» Task instructions
Tell how many lines in these records contain the string "structured", with only the number as the reply.

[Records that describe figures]
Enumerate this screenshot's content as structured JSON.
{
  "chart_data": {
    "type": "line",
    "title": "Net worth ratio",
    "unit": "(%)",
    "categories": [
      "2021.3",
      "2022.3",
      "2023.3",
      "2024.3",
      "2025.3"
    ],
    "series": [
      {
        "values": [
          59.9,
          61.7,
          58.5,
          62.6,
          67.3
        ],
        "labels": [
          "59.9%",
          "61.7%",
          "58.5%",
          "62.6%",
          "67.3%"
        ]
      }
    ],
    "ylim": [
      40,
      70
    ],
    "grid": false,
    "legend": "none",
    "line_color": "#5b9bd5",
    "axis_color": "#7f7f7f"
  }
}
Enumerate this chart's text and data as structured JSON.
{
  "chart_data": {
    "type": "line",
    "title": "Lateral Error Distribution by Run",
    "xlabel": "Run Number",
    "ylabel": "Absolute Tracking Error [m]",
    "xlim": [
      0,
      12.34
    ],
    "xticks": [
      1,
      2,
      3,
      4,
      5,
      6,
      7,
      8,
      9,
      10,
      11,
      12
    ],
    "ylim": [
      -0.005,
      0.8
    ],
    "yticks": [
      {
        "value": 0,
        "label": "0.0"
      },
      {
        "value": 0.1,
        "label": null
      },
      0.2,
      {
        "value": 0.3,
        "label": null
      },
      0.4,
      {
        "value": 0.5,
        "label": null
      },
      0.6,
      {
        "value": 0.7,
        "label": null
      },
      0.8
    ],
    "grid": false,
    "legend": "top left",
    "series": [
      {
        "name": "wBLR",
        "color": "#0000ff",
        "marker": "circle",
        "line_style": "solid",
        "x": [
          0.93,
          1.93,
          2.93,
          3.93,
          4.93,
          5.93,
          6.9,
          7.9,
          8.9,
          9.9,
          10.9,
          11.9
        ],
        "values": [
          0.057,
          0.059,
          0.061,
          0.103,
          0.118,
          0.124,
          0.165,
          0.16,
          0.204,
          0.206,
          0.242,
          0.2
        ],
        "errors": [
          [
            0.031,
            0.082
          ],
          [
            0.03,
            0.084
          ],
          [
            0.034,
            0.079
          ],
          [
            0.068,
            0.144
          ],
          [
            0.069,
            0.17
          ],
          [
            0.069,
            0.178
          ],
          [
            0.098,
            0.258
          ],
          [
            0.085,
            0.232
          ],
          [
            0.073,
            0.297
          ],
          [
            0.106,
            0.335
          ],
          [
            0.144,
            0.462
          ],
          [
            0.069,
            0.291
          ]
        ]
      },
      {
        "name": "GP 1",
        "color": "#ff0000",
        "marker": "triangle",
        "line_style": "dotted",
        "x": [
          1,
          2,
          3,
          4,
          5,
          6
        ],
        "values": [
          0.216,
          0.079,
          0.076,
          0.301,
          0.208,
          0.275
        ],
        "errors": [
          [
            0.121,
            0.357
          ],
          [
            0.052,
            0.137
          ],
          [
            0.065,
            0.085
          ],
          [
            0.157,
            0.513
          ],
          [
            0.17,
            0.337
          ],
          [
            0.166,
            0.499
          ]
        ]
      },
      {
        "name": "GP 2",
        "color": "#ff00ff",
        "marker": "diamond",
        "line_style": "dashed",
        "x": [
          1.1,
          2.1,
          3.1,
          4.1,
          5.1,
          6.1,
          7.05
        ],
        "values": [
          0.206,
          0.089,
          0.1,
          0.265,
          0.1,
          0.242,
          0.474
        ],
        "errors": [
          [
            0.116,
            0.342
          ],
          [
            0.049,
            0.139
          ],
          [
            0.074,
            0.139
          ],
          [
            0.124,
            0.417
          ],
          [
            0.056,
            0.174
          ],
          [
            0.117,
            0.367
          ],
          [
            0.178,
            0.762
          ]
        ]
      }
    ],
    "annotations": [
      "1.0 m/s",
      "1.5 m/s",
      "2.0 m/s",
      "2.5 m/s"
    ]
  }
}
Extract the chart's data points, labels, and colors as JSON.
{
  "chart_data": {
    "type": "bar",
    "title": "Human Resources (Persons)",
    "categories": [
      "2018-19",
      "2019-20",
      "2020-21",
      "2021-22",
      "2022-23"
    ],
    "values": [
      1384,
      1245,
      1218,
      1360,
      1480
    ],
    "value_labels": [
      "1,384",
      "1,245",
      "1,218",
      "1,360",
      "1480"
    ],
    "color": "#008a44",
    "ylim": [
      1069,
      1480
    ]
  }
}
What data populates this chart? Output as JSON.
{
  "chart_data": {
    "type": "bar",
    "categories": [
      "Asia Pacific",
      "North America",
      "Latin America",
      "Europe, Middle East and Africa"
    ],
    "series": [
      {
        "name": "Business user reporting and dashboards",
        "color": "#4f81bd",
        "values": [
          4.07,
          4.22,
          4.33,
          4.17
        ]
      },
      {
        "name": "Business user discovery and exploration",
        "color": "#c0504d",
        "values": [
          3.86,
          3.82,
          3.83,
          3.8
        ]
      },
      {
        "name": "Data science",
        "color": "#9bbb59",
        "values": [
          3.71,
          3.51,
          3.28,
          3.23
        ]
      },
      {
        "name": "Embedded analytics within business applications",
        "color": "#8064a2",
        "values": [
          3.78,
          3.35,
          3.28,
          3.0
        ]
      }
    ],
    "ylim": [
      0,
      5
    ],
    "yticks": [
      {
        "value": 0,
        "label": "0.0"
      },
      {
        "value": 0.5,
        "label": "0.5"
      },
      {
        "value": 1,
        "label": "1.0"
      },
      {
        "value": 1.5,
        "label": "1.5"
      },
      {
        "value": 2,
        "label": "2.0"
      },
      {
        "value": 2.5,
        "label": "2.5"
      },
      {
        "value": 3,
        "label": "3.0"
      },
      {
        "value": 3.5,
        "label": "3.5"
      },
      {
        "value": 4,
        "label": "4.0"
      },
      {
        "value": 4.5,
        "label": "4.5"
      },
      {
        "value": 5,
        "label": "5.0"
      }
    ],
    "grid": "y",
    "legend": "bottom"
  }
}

» Response
2